REQUIRED WORK: Find every line with "years" in it, then report how many there are and nothing more.
★ ★ ★ ★ ★
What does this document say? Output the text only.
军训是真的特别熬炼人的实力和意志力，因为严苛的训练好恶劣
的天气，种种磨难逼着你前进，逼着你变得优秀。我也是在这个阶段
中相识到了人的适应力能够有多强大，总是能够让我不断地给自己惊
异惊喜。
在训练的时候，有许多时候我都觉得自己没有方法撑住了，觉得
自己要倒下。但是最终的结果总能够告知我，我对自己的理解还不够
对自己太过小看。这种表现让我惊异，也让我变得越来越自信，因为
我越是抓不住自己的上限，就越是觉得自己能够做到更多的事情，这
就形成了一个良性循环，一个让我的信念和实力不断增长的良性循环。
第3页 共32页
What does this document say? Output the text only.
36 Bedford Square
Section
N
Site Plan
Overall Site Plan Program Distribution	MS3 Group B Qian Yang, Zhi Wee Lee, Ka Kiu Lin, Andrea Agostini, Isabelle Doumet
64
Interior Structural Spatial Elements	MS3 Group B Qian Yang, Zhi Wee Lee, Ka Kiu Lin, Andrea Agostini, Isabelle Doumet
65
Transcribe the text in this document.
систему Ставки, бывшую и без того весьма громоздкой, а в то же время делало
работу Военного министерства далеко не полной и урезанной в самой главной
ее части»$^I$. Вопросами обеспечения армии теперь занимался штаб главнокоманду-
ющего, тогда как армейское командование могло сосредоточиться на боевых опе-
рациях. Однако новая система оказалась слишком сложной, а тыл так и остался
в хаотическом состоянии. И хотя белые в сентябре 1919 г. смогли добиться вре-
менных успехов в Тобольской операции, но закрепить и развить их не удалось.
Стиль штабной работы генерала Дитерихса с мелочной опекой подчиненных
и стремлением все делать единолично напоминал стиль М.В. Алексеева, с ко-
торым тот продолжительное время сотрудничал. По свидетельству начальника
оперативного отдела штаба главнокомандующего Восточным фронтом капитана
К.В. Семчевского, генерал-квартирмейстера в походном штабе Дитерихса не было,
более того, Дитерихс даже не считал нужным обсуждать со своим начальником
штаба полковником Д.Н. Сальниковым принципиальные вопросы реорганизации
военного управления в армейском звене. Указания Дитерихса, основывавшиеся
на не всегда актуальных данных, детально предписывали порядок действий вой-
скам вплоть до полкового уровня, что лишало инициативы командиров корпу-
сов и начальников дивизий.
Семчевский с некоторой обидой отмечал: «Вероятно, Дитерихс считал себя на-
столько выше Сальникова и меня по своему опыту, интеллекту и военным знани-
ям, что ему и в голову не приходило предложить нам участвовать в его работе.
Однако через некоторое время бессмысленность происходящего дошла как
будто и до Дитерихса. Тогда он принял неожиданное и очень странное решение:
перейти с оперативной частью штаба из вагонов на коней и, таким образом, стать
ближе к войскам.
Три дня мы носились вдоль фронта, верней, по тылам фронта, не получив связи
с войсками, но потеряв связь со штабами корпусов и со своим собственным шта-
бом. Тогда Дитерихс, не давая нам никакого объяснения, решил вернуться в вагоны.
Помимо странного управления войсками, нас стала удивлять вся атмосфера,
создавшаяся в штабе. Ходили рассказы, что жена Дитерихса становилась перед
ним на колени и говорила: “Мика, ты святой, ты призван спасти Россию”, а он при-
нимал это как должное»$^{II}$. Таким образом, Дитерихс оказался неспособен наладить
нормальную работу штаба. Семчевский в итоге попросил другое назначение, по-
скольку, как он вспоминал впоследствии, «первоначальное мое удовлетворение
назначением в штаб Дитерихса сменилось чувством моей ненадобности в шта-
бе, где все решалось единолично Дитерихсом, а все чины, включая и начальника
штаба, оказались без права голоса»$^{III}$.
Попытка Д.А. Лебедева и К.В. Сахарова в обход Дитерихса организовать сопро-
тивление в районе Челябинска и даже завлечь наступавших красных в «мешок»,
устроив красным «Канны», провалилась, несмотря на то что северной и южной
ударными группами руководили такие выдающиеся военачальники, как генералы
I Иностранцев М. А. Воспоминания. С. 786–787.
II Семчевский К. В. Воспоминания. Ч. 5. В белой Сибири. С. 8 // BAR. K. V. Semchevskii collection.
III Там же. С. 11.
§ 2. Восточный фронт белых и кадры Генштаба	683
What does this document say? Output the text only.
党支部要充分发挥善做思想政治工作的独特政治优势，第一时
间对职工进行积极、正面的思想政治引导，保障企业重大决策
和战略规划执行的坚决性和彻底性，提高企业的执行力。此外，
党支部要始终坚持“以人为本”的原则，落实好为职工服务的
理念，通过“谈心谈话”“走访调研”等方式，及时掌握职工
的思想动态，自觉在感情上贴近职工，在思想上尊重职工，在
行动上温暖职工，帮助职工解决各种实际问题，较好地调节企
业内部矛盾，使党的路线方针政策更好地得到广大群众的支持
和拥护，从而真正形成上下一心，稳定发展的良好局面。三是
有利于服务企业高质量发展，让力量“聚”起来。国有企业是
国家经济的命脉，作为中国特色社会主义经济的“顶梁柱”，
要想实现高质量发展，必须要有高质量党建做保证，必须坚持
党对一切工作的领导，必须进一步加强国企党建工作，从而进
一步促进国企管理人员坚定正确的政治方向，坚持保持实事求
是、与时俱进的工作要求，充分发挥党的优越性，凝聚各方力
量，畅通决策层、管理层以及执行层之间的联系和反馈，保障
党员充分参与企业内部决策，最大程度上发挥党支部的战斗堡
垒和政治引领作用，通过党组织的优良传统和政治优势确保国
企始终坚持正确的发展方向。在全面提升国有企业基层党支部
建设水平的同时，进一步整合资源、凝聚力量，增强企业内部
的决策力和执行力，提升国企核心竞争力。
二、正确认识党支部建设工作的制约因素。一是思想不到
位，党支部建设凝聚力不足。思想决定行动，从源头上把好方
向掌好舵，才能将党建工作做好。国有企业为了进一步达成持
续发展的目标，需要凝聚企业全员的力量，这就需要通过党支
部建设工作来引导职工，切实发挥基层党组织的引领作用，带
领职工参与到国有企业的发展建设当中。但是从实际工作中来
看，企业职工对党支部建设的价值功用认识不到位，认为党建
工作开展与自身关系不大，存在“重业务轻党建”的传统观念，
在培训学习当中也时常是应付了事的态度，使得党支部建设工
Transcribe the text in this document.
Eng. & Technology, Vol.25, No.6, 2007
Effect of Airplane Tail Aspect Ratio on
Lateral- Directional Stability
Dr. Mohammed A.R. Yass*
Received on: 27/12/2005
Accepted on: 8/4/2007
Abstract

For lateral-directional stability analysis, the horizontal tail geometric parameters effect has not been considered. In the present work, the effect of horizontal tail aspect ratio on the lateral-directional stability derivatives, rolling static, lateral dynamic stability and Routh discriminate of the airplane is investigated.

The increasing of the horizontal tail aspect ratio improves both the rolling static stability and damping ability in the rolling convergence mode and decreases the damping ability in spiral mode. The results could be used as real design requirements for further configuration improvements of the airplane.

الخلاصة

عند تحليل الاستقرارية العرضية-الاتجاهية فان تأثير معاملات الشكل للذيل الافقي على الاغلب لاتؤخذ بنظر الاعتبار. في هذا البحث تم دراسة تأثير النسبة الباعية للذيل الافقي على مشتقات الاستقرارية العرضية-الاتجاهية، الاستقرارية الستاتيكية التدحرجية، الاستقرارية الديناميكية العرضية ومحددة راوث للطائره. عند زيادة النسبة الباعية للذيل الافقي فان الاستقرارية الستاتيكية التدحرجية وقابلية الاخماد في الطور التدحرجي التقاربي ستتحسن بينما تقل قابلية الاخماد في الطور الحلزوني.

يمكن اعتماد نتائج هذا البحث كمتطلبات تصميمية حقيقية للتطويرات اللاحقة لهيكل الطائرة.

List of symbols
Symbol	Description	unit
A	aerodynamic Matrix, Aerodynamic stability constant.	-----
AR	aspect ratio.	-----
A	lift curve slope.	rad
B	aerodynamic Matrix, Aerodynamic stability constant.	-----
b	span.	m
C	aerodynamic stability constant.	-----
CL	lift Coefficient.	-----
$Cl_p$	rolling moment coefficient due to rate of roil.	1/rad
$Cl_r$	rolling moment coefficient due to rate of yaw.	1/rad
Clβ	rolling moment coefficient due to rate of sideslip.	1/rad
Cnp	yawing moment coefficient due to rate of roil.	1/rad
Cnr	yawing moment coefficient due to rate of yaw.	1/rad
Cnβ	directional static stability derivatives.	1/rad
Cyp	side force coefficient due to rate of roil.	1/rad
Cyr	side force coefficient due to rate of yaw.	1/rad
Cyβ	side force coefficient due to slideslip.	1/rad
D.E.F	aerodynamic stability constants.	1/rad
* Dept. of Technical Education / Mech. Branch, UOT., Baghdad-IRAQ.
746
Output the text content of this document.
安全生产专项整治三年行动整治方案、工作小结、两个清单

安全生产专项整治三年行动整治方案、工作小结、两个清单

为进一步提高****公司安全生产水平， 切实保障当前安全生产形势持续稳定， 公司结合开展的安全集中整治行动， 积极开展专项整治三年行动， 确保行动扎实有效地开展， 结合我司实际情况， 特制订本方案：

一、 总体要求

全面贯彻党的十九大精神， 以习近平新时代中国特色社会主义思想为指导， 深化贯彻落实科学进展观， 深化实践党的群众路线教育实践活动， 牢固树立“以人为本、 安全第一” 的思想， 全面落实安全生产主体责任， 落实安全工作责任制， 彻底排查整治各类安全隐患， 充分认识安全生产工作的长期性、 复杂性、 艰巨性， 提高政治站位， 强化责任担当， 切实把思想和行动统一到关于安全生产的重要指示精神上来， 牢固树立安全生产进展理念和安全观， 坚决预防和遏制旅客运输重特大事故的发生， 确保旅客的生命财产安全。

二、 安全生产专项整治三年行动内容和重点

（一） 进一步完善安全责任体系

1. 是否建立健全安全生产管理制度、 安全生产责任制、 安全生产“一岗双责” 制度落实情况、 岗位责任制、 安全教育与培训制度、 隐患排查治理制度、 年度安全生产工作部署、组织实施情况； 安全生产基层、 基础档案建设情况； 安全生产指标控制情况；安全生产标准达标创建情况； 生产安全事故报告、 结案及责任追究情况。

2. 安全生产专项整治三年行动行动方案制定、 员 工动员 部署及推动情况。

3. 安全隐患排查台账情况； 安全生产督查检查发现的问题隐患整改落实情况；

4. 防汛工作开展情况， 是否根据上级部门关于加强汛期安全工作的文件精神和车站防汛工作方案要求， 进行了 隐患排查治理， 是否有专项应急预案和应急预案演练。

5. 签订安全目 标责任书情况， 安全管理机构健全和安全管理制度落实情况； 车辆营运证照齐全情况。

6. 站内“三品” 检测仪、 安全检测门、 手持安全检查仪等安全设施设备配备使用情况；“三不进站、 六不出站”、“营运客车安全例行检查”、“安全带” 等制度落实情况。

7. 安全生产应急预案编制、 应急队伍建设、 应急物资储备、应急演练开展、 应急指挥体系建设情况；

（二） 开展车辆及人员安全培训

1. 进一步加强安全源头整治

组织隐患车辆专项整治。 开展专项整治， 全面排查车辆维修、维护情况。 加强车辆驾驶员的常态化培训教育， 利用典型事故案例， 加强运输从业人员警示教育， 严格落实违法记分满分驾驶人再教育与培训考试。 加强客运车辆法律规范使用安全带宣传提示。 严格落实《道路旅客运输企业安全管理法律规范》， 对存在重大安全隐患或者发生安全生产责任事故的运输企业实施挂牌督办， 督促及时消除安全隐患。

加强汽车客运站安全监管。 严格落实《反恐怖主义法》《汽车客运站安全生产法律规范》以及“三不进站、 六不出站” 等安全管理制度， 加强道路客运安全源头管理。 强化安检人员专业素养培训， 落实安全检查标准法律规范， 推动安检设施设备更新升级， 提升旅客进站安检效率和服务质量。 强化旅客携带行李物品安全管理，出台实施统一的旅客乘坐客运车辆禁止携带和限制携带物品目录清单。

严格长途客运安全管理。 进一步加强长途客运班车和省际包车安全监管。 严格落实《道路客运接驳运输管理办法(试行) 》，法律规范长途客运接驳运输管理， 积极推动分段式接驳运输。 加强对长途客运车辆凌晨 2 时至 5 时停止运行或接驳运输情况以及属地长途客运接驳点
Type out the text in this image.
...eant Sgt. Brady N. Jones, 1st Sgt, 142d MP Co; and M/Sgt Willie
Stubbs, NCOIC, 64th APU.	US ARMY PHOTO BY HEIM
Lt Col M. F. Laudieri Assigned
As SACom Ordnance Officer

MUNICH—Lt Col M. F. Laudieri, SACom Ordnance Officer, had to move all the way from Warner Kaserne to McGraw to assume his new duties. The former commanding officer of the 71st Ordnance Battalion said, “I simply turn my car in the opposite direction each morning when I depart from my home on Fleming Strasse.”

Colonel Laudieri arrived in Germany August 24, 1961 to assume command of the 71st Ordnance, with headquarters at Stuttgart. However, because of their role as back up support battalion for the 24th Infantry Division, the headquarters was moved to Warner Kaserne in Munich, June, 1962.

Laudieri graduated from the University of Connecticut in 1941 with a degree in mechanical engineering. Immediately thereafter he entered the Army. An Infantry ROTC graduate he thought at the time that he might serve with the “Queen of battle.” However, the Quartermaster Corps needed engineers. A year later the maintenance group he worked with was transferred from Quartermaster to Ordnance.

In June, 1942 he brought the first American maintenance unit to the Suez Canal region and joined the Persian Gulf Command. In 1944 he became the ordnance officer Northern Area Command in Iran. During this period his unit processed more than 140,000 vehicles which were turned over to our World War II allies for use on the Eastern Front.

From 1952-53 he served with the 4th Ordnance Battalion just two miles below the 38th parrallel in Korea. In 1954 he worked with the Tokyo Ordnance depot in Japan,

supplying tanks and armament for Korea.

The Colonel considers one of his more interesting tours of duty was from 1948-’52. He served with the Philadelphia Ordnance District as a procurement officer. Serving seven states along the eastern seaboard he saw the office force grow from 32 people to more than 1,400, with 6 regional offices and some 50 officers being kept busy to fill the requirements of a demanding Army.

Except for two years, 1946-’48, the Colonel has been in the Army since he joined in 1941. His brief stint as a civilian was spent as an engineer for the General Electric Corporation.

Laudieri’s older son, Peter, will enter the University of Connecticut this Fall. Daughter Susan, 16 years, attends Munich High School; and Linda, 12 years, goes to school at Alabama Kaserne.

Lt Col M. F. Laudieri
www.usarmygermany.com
★ ★ ★ ★ ★
EXERCISE RESULT: 2